**Given request**
Keep only the lines of the data below that contain "into", and copy them.

┌──

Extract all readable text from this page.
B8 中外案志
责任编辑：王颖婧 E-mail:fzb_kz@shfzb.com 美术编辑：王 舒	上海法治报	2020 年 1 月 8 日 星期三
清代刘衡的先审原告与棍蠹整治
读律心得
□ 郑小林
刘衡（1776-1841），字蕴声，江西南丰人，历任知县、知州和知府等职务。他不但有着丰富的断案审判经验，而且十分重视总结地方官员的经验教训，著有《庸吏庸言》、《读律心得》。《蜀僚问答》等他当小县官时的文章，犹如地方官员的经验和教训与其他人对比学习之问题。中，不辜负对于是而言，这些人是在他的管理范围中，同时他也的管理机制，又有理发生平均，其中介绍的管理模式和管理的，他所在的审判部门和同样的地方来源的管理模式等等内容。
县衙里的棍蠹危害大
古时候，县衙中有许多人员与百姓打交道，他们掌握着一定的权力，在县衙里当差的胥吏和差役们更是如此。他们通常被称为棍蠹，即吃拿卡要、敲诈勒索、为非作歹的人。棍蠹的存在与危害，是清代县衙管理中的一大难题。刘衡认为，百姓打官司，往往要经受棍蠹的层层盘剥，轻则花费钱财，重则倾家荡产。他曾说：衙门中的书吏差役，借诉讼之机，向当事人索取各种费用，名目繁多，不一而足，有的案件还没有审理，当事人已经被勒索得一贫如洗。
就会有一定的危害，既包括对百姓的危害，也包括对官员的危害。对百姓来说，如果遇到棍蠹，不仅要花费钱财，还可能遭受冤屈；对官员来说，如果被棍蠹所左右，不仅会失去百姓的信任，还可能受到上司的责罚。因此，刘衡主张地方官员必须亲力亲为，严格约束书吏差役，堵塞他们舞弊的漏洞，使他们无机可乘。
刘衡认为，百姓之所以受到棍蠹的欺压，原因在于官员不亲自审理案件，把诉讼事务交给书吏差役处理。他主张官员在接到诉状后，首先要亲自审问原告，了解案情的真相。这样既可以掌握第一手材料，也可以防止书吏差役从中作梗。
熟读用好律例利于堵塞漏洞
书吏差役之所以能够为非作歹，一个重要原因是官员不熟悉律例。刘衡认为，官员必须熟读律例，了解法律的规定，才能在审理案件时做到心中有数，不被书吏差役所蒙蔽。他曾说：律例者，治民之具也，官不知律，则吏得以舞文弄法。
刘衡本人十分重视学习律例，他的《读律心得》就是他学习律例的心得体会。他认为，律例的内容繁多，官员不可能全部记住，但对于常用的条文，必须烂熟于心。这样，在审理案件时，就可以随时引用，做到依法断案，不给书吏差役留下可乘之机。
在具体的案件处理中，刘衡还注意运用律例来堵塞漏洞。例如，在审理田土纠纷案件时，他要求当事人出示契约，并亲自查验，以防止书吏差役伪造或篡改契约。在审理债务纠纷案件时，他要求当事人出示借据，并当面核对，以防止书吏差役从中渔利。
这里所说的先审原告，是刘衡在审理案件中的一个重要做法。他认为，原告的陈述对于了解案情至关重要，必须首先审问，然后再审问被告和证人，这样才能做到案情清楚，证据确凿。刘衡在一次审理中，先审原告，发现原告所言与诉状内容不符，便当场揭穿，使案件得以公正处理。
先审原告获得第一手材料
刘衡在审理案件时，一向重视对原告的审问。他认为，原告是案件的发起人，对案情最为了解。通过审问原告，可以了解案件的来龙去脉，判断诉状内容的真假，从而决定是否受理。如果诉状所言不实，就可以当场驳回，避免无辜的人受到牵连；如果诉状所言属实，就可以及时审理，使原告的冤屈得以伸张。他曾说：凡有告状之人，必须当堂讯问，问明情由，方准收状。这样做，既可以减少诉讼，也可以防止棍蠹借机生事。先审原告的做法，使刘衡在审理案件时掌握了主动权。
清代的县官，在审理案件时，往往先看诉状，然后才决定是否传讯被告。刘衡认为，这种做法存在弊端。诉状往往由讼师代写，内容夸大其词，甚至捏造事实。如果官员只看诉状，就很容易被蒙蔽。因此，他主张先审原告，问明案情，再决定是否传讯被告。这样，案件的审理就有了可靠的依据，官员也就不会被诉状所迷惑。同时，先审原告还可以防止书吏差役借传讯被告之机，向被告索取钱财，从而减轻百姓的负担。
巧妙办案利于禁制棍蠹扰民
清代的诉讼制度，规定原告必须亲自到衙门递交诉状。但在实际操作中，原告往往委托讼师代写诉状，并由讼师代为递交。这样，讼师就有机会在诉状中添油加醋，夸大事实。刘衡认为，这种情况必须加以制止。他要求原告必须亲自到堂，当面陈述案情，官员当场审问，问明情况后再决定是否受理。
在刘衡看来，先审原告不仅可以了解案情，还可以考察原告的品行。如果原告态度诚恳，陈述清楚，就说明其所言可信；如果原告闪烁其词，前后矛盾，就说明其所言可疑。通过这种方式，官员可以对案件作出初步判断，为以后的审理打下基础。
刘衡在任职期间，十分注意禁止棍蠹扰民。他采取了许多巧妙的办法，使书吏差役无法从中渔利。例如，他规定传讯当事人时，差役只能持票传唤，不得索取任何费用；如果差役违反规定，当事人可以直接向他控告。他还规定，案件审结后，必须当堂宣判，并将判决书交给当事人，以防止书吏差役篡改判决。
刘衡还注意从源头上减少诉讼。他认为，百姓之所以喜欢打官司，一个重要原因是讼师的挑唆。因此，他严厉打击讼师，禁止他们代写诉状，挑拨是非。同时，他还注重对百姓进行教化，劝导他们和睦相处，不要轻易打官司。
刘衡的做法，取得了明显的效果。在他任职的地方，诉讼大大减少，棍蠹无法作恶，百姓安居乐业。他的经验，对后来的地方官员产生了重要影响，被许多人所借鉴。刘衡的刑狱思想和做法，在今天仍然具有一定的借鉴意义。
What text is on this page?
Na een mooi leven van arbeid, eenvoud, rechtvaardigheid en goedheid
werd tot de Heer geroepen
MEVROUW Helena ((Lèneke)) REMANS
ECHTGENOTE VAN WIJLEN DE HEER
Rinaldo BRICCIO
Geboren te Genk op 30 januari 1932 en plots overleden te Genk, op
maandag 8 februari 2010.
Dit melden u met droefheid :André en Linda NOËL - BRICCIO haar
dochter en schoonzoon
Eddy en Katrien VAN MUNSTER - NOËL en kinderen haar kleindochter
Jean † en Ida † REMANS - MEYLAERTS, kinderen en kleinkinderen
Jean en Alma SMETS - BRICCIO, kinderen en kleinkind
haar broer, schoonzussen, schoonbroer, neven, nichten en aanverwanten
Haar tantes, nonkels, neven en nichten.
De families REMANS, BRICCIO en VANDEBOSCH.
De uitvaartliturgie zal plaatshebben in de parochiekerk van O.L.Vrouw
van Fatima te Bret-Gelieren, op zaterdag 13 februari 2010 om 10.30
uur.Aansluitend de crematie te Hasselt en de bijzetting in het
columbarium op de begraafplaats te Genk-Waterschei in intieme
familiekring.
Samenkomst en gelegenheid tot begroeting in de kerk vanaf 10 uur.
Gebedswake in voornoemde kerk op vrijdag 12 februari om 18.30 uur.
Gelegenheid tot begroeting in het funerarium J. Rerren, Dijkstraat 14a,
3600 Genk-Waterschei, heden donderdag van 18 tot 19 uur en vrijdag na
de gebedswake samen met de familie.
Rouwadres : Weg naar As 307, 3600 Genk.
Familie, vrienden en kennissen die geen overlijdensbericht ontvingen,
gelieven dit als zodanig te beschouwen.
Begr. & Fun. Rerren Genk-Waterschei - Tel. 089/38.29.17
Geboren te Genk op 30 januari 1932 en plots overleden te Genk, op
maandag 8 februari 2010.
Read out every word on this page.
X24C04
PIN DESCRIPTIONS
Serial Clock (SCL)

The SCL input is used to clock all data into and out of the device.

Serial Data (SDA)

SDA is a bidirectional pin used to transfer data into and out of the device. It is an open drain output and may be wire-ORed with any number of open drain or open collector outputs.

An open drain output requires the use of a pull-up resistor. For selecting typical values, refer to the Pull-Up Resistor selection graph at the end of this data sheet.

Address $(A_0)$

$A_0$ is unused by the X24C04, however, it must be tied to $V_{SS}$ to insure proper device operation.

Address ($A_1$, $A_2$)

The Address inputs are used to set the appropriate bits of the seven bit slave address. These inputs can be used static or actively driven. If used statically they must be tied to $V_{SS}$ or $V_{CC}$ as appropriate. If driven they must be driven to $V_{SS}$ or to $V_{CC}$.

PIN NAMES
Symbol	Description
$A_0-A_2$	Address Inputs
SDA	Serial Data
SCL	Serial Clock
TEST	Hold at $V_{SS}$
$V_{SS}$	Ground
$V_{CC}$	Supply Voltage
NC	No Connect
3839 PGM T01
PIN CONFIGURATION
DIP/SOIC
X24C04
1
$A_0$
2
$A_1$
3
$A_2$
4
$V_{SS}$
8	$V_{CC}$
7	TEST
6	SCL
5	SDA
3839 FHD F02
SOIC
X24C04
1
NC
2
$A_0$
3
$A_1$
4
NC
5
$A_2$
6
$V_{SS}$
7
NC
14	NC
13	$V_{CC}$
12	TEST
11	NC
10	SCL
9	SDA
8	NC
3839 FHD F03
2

└──

**Full answer**
The SCL input is used to clock all data into and out of the device.
SDA is a bidirectional pin used to transfer data into and out of the device. It is an open drain output and may be wire-ORed with any number of open drain or open collector outputs.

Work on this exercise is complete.